*DIRECTION:* Copy the data precisely, character for character, and leave out every picture.

*DATASET ROWS:*
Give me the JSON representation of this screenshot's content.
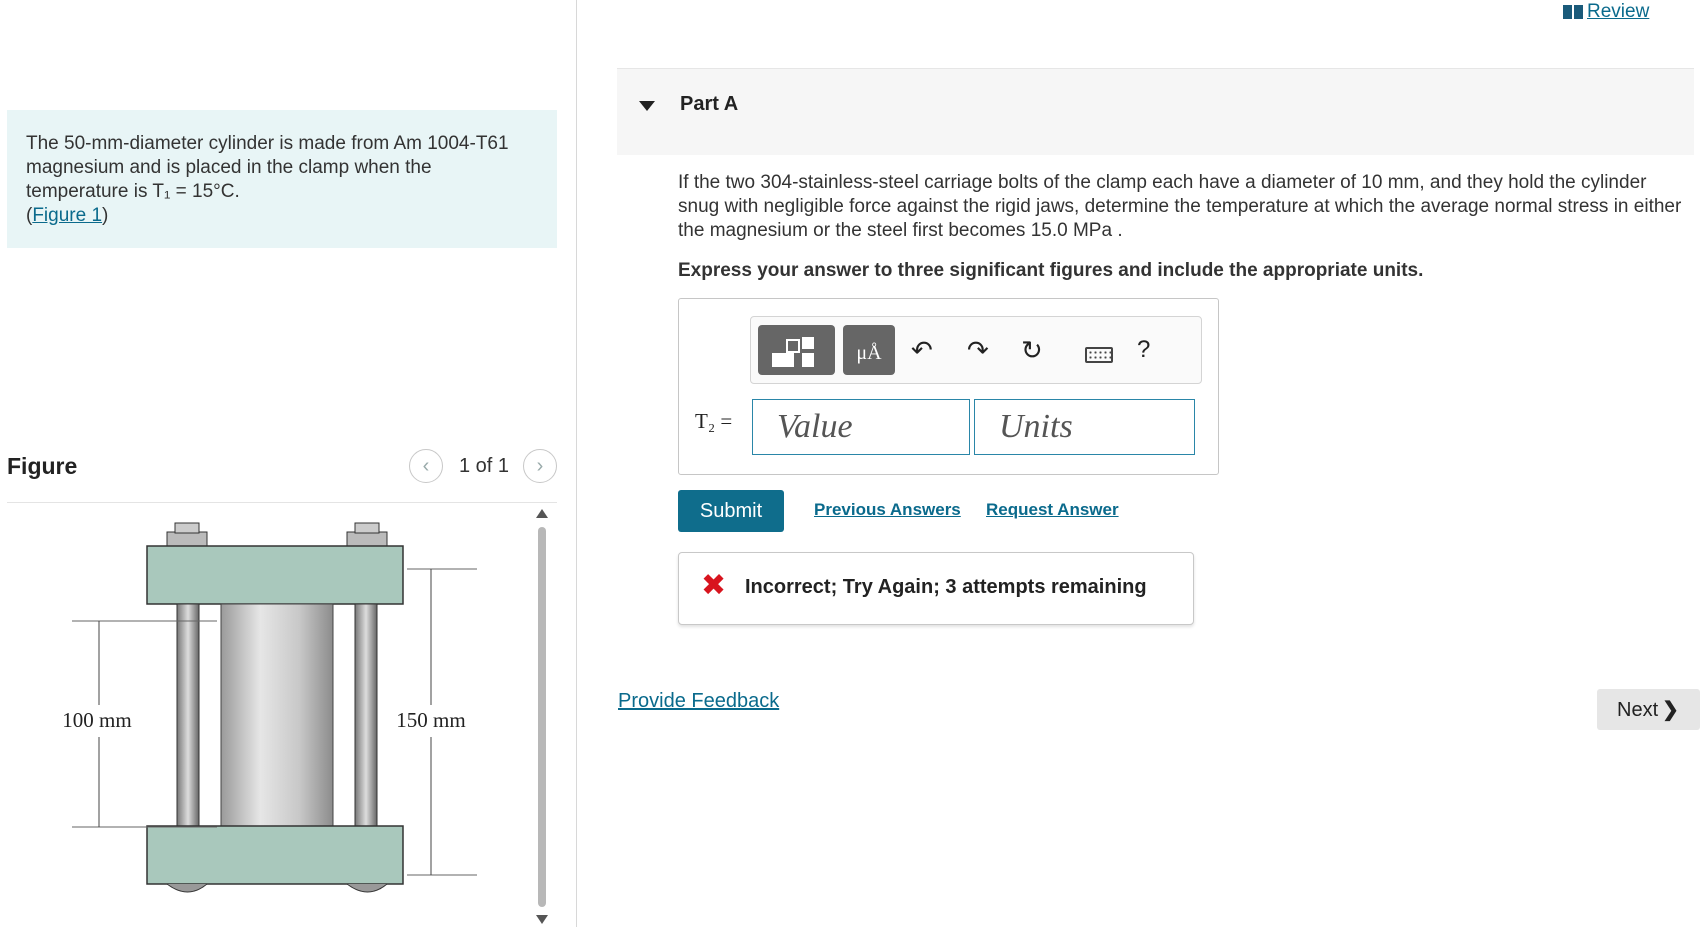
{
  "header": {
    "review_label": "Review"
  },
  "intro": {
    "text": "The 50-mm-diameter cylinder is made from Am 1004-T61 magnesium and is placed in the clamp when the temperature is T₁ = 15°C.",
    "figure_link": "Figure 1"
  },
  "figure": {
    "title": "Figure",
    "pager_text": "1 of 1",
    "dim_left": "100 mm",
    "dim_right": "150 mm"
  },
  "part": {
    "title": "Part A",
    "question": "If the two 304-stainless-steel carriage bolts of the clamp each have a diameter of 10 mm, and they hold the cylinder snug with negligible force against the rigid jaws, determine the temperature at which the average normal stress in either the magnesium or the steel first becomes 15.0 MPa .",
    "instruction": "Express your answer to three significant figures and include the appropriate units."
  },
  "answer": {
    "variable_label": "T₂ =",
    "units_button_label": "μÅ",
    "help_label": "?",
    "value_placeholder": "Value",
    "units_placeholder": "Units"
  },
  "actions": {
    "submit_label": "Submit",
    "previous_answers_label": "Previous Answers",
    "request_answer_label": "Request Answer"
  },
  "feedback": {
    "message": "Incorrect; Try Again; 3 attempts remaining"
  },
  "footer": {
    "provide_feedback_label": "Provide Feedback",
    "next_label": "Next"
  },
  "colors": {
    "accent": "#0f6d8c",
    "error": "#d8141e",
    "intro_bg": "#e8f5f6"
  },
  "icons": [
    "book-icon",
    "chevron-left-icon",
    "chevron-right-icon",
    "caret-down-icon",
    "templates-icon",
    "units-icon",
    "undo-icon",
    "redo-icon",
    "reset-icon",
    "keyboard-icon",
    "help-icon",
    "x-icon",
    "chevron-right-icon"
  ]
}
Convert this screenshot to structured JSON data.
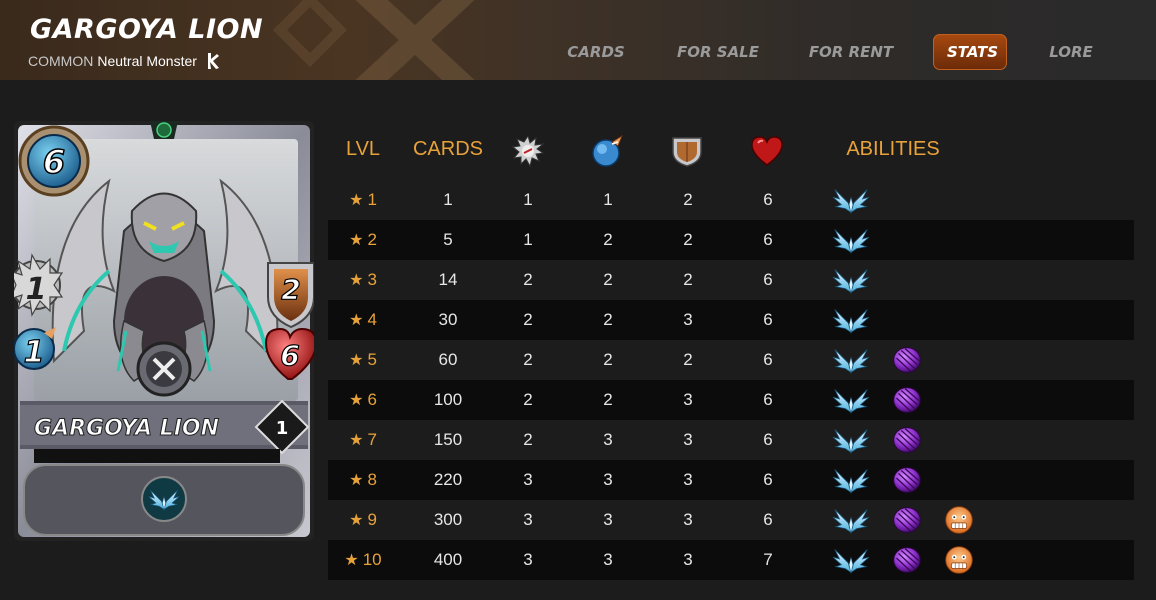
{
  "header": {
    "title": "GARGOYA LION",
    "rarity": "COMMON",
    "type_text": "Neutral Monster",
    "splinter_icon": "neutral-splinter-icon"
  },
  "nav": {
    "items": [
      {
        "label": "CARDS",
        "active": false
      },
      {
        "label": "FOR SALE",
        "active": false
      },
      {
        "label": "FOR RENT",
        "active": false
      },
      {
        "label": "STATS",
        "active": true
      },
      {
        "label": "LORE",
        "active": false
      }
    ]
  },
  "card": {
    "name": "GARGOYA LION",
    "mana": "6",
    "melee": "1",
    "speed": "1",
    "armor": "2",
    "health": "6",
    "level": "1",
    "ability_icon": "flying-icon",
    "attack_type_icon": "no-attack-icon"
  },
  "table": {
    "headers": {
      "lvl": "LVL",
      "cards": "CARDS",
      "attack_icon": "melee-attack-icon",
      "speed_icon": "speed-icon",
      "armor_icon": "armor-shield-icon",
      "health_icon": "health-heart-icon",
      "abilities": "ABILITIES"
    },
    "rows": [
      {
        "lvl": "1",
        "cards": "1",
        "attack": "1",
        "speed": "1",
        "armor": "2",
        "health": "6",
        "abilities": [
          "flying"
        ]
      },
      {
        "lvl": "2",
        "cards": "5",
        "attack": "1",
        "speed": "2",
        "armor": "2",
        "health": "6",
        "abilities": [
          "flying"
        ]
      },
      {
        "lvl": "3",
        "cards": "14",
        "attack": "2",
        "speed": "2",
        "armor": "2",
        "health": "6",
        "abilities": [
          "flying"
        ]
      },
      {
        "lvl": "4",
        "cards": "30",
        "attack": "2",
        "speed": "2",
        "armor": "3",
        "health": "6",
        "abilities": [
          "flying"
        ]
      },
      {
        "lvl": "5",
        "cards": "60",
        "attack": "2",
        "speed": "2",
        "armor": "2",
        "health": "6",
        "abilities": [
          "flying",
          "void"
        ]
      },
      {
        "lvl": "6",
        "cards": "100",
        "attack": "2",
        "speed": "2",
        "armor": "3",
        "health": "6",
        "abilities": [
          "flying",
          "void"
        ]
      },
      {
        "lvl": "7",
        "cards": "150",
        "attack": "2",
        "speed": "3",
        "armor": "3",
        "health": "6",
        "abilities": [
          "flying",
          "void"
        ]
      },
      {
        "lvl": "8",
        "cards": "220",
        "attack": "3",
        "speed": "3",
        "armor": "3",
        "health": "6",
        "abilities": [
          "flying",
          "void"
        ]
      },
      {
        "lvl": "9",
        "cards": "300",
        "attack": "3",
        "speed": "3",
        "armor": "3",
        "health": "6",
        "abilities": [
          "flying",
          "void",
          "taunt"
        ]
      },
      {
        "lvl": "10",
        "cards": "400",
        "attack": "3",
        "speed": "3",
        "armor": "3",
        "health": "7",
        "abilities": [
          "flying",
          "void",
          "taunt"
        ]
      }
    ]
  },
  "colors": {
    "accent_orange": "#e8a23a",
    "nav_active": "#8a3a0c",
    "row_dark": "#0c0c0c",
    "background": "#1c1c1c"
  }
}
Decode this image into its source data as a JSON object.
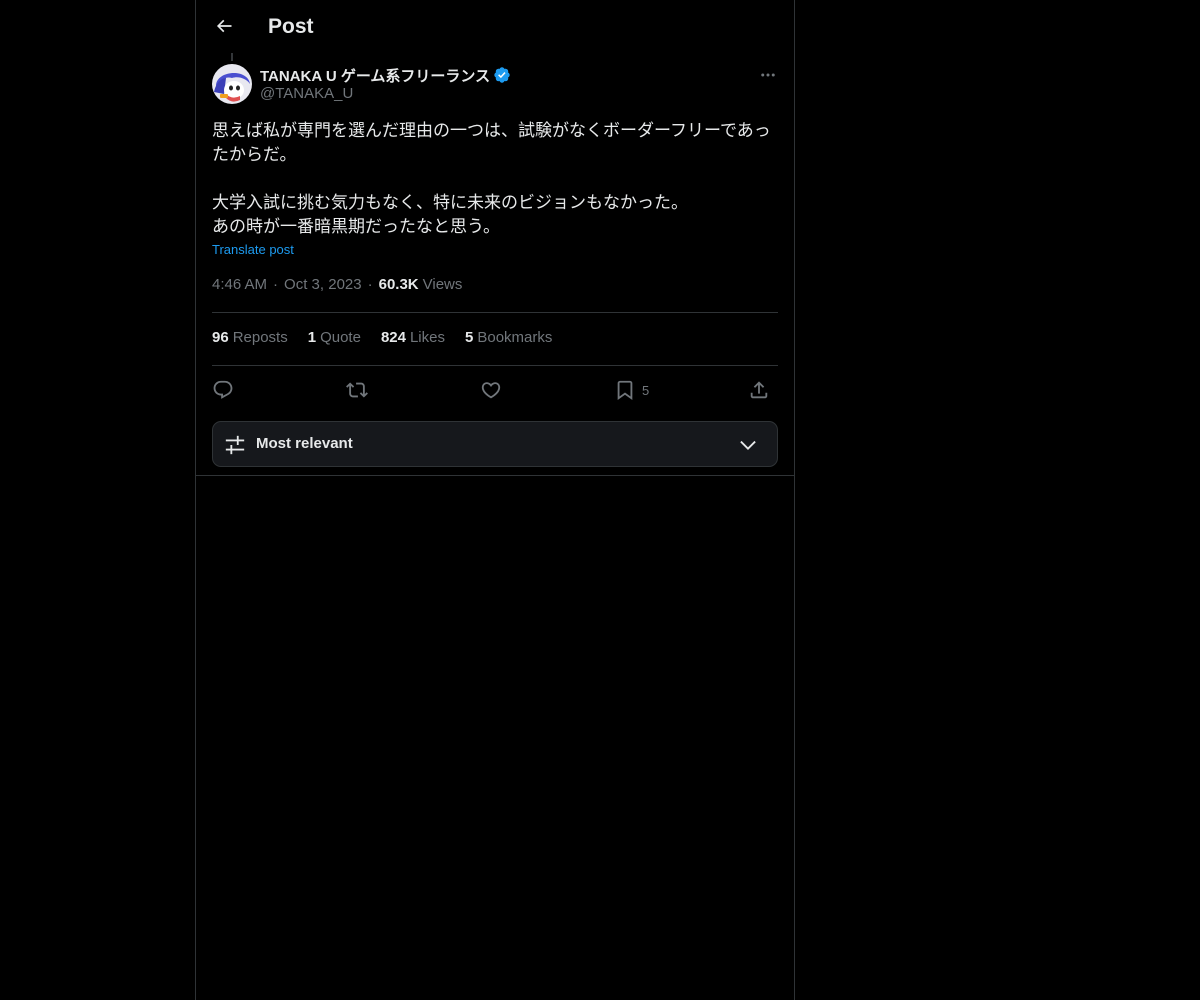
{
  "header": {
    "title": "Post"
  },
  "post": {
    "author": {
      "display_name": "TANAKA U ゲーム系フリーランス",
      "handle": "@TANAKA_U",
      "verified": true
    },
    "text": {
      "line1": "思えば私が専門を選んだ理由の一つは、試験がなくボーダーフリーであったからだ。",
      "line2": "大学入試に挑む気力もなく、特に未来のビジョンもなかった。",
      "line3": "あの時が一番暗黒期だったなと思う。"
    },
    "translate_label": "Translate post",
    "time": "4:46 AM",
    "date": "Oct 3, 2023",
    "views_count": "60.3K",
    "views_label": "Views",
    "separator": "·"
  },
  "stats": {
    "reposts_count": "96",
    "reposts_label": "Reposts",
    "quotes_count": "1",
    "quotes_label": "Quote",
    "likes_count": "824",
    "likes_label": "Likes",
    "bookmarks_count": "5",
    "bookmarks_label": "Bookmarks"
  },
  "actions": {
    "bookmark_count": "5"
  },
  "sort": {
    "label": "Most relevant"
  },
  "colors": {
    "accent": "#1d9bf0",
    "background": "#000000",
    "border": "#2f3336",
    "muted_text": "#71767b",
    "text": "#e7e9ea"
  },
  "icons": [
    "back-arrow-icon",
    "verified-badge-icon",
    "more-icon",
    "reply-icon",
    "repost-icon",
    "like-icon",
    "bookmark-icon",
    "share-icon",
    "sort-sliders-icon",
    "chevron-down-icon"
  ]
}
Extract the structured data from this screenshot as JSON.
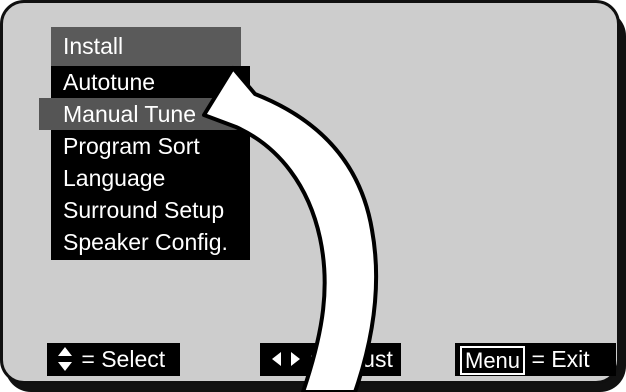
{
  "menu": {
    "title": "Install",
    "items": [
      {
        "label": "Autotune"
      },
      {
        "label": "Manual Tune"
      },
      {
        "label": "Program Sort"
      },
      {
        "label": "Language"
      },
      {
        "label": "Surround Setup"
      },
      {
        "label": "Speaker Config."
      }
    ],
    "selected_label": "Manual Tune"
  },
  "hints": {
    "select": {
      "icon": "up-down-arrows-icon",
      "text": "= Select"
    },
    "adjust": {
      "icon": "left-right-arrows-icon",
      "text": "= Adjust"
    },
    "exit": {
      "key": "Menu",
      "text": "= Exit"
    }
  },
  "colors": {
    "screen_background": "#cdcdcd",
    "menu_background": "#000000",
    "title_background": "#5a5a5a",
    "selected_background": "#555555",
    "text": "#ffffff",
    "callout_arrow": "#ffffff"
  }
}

*SOLUTION:*
Give me the JSON representation of this screenshot's content.
{
  "header": {
    "review_label": "Review"
  },
  "intro": {
    "text": "The 50-mm-diameter cylinder is made from Am 1004-T61 magnesium and is placed in the clamp when the temperature is T₁ = 15°C.",
    "figure_link": "Figure 1"
  },
  "figure": {
    "title": "Figure",
    "pager_text": "1 of 1",
    "dim_left": "100 mm",
    "dim_right": "150 mm"
  },
  "part": {
    "title": "Part A",
    "question": "If the two 304-stainless-steel carriage bolts of the clamp each have a diameter of 10 mm, and they hold the cylinder snug with negligible force against the rigid jaws, determine the temperature at which the average normal stress in either the magnesium or the steel first becomes 15.0 MPa .",
    "instruction": "Express your answer to three significant figures and include the appropriate units."
  },
  "answer": {
    "variable_label": "T₂ =",
    "units_button_label": "μÅ",
    "help_label": "?",
    "value_placeholder": "Value",
    "units_placeholder": "Units"
  },
  "actions": {
    "submit_label": "Submit",
    "previous_answers_label": "Previous Answers",
    "request_answer_label": "Request Answer"
  },
  "feedback": {
    "message": "Incorrect; Try Again; 3 attempts remaining"
  },
  "footer": {
    "provide_feedback_label": "Provide Feedback",
    "next_label": "Next"
  },
  "colors": {
    "accent": "#0f6d8c",
    "error": "#d8141e",
    "intro_bg": "#e8f5f6"
  },
  "icons": [
    "book-icon",
    "chevron-left-icon",
    "chevron-right-icon",
    "caret-down-icon",
    "templates-icon",
    "units-icon",
    "undo-icon",
    "redo-icon",
    "reset-icon",
    "keyboard-icon",
    "help-icon",
    "x-icon",
    "chevron-right-icon"
  ]
}
Convert this screenshot to structured JSON data.
{
  "header": {
    "title": "GARGOYA LION",
    "rarity": "COMMON",
    "type_text": "Neutral Monster",
    "splinter_icon": "neutral-splinter-icon"
  },
  "nav": {
    "items": [
      {
        "label": "CARDS",
        "active": false
      },
      {
        "label": "FOR SALE",
        "active": false
      },
      {
        "label": "FOR RENT",
        "active": false
      },
      {
        "label": "STATS",
        "active": true
      },
      {
        "label": "LORE",
        "active": false
      }
    ]
  },
  "card": {
    "name": "GARGOYA LION",
    "mana": "6",
    "melee": "1",
    "speed": "1",
    "armor": "2",
    "health": "6",
    "level": "1",
    "ability_icon": "flying-icon",
    "attack_type_icon": "no-attack-icon"
  },
  "table": {
    "headers": {
      "lvl": "LVL",
      "cards": "CARDS",
      "attack_icon": "melee-attack-icon",
      "speed_icon": "speed-icon",
      "armor_icon": "armor-shield-icon",
      "health_icon": "health-heart-icon",
      "abilities": "ABILITIES"
    },
    "rows": [
      {
        "lvl": "1",
        "cards": "1",
        "attack": "1",
        "speed": "1",
        "armor": "2",
        "health": "6",
        "abilities": [
          "flying"
        ]
      },
      {
        "lvl": "2",
        "cards": "5",
        "attack": "1",
        "speed": "2",
        "armor": "2",
        "health": "6",
        "abilities": [
          "flying"
        ]
      },
      {
        "lvl": "3",
        "cards": "14",
        "attack": "2",
        "speed": "2",
        "armor": "2",
        "health": "6",
        "abilities": [
          "flying"
        ]
      },
      {
        "lvl": "4",
        "cards": "30",
        "attack": "2",
        "speed": "2",
        "armor": "3",
        "health": "6",
        "abilities": [
          "flying"
        ]
      },
      {
        "lvl": "5",
        "cards": "60",
        "attack": "2",
        "speed": "2",
        "armor": "2",
        "health": "6",
        "abilities": [
          "flying",
          "void"
        ]
      },
      {
        "lvl": "6",
        "cards": "100",
        "attack": "2",
        "speed": "2",
        "armor": "3",
        "health": "6",
        "abilities": [
          "flying",
          "void"
        ]
      },
      {
        "lvl": "7",
        "cards": "150",
        "attack": "2",
        "speed": "3",
        "armor": "3",
        "health": "6",
        "abilities": [
          "flying",
          "void"
        ]
      },
      {
        "lvl": "8",
        "cards": "220",
        "attack": "3",
        "speed": "3",
        "armor": "3",
        "health": "6",
        "abilities": [
          "flying",
          "void"
        ]
      },
      {
        "lvl": "9",
        "cards": "300",
        "attack": "3",
        "speed": "3",
        "armor": "3",
        "health": "6",
        "abilities": [
          "flying",
          "void",
          "taunt"
        ]
      },
      {
        "lvl": "10",
        "cards": "400",
        "attack": "3",
        "speed": "3",
        "armor": "3",
        "health": "7",
        "abilities": [
          "flying",
          "void",
          "taunt"
        ]
      }
    ]
  },
  "colors": {
    "accent_orange": "#e8a23a",
    "nav_active": "#8a3a0c",
    "row_dark": "#0c0c0c",
    "background": "#1c1c1c"
  }
}
Decode this image into its source data as a JSON object.
{
  "header": {
    "title": "Post"
  },
  "post": {
    "author": {
      "display_name": "TANAKA U ゲーム系フリーランス",
      "handle": "@TANAKA_U",
      "verified": true
    },
    "text": {
      "line1": "思えば私が専門を選んだ理由の一つは、試験がなくボーダーフリーであったからだ。",
      "line2": "大学入試に挑む気力もなく、特に未来のビジョンもなかった。",
      "line3": "あの時が一番暗黒期だったなと思う。"
    },
    "translate_label": "Translate post",
    "time": "4:46 AM",
    "date": "Oct 3, 2023",
    "views_count": "60.3K",
    "views_label": "Views",
    "separator": "·"
  },
  "stats": {
    "reposts_count": "96",
    "reposts_label": "Reposts",
    "quotes_count": "1",
    "quotes_label": "Quote",
    "likes_count": "824",
    "likes_label": "Likes",
    "bookmarks_count": "5",
    "bookmarks_label": "Bookmarks"
  },
  "actions": {
    "bookmark_count": "5"
  },
  "sort": {
    "label": "Most relevant"
  },
  "colors": {
    "accent": "#1d9bf0",
    "background": "#000000",
    "border": "#2f3336",
    "muted_text": "#71767b",
    "text": "#e7e9ea"
  },
  "icons": [
    "back-arrow-icon",
    "verified-badge-icon",
    "more-icon",
    "reply-icon",
    "repost-icon",
    "like-icon",
    "bookmark-icon",
    "share-icon",
    "sort-sliders-icon",
    "chevron-down-icon"
  ]
}
Extract the structured data from this screenshot as JSON.
{
  "menu": {
    "title": "Install",
    "items": [
      {
        "label": "Autotune"
      },
      {
        "label": "Manual Tune"
      },
      {
        "label": "Program Sort"
      },
      {
        "label": "Language"
      },
      {
        "label": "Surround Setup"
      },
      {
        "label": "Speaker Config."
      }
    ],
    "selected_label": "Manual Tune"
  },
  "hints": {
    "select": {
      "icon": "up-down-arrows-icon",
      "text": "= Select"
    },
    "adjust": {
      "icon": "left-right-arrows-icon",
      "text": "= Adjust"
    },
    "exit": {
      "key": "Menu",
      "text": "= Exit"
    }
  },
  "colors": {
    "screen_background": "#cdcdcd",
    "menu_background": "#000000",
    "title_background": "#5a5a5a",
    "selected_background": "#555555",
    "text": "#ffffff",
    "callout_arrow": "#ffffff"
  }
}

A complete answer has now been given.